■ PARTS OF THE EXERCISE:
A: Summarize the menopause essay in two sentences.
B: Reproduce the stretch of the menopause essay from "Well, I’m sure" through "briefly, so wrenching?", substituting "partner" for "husband".

Segment Start: SELECTED EXCERPT

OK, so life goes barreling on and you might as well forget what you were planning, since it’s not like you have any control. Today, for example, I realized I have a new calling. I’m a menopause coach.
(Hey! Is it my imagination — or have I just lost my entire male audience with that last sentence? Just wondering.)
Anyway, I was having lunch with a friend who’s several years younger and is about to undergo a hysterectomy. She didn’t know why, exactly, she was feeling emotional about the whole thing.
It made perfect sense to me. I’ve been through it all — minus the hysterectomy — more than a decade ago. “Gee,” my gynecologist said, at the time, “I’ve never seen anybody’s hormone levels fall as fast as yours.”
Well, I’m sure he meant it as a compliment. I felt like I’d fallen off a cliff and crashed to the bottom faster than anyone else in recent history. It’s not exactly one of those races you want to win.
But, there you are. You’re somebody new. After all those years of worrying about pregnancy — this time? this month? — and being defined by your feminine protection brand and your fertility, all of a sudden, you’re not. Which means: Who the hell are you?
My husband and I hadn’t wanted any more children. I’d never been particularly sentimental about periods or their symbolism — until they stopped. Why was it, however briefly, so wrenching?

Segment End: SELECTED EXCERPT
Segment Start: DATA TO EXAMINE

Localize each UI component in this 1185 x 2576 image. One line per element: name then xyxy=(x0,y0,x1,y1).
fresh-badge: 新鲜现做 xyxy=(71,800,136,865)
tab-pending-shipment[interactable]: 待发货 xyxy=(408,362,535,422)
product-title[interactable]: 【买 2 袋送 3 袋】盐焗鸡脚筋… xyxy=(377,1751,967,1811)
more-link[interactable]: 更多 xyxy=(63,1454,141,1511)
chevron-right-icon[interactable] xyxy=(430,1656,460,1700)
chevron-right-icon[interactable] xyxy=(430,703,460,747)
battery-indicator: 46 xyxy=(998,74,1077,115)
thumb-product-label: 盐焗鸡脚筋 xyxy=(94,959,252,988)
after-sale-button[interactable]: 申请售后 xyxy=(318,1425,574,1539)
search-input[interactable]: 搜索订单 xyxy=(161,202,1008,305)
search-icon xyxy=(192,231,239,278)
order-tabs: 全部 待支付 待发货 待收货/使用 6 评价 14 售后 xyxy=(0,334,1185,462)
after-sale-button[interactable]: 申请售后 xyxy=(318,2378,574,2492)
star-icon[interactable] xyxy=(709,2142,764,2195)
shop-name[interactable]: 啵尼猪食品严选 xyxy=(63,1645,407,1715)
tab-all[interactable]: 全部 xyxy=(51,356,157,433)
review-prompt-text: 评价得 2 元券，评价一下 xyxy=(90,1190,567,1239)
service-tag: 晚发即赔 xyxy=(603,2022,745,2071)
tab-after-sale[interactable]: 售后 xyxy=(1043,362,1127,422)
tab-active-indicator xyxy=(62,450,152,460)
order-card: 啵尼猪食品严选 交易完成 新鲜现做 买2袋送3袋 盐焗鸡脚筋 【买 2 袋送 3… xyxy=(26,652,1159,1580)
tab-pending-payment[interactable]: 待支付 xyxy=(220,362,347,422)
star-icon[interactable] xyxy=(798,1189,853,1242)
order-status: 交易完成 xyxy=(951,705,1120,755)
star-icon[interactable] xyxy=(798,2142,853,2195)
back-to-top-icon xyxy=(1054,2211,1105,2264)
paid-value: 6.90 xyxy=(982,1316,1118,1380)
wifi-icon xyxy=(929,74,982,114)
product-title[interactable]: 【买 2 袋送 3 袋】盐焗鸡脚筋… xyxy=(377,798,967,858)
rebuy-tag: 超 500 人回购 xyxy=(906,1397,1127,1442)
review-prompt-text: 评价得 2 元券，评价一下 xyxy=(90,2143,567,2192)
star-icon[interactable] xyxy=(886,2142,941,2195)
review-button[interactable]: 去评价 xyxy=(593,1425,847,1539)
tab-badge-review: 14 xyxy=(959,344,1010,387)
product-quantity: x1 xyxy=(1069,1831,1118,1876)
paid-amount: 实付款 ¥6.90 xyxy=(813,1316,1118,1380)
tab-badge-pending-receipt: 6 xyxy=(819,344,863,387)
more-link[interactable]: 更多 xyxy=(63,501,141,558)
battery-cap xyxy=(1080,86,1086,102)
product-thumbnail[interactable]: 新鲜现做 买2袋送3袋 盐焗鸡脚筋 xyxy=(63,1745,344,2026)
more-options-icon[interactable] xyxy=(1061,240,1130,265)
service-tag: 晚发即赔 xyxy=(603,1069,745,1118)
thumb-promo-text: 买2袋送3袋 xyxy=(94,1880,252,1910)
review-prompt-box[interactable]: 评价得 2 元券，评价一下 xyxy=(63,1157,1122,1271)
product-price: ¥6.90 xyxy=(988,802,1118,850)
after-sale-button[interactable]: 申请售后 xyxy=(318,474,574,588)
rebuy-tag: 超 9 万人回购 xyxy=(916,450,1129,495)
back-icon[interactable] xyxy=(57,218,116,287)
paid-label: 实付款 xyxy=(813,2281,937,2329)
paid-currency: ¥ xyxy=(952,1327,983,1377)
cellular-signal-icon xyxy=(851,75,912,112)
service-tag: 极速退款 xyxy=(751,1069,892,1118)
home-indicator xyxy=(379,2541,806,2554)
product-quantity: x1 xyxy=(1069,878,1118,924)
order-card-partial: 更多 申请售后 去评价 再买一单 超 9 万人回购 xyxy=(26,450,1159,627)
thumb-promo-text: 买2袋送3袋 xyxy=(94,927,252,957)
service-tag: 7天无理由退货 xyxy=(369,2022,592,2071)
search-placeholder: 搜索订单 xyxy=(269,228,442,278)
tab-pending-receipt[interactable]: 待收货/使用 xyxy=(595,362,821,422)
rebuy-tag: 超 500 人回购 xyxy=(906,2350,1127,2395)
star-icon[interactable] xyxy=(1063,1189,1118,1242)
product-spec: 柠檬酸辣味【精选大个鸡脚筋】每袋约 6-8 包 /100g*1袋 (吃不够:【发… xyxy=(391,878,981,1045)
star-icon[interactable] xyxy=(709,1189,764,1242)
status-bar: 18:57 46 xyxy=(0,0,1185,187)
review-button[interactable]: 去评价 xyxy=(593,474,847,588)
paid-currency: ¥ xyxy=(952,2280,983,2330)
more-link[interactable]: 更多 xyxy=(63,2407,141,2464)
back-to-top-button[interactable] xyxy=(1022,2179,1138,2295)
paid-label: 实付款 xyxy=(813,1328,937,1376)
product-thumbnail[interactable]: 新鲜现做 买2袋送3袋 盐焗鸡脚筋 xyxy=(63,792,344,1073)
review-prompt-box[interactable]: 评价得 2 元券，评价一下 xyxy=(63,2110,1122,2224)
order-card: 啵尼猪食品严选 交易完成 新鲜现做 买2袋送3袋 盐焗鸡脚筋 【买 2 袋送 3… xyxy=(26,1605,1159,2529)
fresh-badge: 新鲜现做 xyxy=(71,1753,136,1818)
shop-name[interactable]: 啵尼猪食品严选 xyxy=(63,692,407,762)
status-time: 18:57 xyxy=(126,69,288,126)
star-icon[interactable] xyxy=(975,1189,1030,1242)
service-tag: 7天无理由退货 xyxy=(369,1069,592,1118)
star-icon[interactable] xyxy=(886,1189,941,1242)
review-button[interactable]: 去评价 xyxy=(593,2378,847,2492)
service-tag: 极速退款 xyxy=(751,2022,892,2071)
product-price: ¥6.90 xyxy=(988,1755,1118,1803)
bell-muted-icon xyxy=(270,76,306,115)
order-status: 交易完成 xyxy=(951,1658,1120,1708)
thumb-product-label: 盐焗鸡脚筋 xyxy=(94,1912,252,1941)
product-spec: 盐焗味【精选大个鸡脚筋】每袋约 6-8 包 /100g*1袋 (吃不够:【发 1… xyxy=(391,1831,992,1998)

Segment End: DATA TO EXAMINE

■ SET OF ANSWERS:
A: After a lunch with a younger friend who was about to undergo a hysterectomy and felt emotional about it without knowing why, the writer declares a new calling as a menopause coach. Recalling going through menopause more than a decade earlier, when the gynecologist had never seen hormone levels fall so fast, the writer describes suddenly becoming someone new after years defined by fertility and asks why the end of periods was so wrenching despite not wanting more children.

B:
Well, I’m sure he meant it as a compliment. I felt like I’d fallen off a cliff and crashed to the bottom faster than anyone else in recent history. It’s not exactly one of those races you want to win.
But, there you are. You’re somebody new. After all those years of worrying about pregnancy — this time? this month? — and being defined by your feminine protection brand and your fertility, all of a sudden, you’re not. Which means: Who the hell are you?
My partner and I hadn’t wanted any more children. I’d never been particularly sentimental about periods or their symbolism — until they stopped. Why was it, however briefly, so wrenching?